:: What is needed ::
In the liver disease abstract below, how was the portosystemic shunt fraction calculated?

:: Selected text ::
+---+

The aim of this study was to determine whether liver function and portosystemic shunting are related to renal sodium retention in alcoholic liver disease. Twenty-three studies were performed; 10 patients had ascites. Liver function was assessed from the plasma elimination rates of antipyrine, caffeine and stable isotopes of cholic acid, the latter administered both orally [2,2,4,4-2H] and intravenously [24-13C]. Portosystemic shunt fraction was calculated as the ratio of the intravenous and oral clearances of the isotopes of cholic acid.

+---+

:: Provided data ::
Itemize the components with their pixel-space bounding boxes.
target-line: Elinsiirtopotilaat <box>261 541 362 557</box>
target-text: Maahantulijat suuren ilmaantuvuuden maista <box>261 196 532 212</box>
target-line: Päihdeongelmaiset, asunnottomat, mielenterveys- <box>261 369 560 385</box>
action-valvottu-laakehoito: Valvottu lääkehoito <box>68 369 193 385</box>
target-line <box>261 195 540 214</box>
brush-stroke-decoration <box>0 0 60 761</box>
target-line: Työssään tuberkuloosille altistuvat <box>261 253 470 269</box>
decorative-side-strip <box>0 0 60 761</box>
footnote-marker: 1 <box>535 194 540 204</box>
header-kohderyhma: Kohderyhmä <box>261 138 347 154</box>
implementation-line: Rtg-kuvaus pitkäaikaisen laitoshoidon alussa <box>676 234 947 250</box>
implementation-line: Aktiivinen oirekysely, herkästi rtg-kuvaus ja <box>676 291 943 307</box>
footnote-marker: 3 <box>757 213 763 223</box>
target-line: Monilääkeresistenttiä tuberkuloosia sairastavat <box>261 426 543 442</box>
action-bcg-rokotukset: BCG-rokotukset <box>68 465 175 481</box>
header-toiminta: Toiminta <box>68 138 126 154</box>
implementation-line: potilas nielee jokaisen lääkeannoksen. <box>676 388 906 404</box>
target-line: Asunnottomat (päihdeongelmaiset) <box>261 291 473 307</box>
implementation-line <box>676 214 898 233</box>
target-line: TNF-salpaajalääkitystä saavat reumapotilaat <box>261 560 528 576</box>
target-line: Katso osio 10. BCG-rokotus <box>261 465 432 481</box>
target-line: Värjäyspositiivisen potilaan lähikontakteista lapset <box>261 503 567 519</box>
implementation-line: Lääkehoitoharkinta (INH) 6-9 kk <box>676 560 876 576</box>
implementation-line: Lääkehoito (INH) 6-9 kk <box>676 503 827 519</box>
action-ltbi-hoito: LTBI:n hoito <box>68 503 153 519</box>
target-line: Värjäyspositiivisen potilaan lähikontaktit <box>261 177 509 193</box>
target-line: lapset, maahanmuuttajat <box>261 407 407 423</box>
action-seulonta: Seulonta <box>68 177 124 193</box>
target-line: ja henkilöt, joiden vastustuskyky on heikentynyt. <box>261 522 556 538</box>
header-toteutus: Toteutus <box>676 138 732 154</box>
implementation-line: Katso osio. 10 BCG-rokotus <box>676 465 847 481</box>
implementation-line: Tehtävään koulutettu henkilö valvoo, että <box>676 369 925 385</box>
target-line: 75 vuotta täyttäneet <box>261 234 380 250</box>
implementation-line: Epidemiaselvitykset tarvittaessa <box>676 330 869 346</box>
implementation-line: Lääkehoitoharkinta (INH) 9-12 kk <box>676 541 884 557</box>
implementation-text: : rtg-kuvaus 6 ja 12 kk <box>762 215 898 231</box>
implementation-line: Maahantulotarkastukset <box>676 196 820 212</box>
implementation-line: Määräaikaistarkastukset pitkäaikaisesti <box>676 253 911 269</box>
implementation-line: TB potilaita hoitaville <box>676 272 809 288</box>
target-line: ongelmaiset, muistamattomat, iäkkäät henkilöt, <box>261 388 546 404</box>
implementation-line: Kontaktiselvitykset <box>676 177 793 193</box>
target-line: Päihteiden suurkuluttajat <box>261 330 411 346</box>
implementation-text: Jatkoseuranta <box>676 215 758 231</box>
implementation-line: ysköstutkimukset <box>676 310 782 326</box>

+---+

:: Written solution ::
It was calculated as the ratio of the intravenous and oral clearances of the isotopes of cholic acid.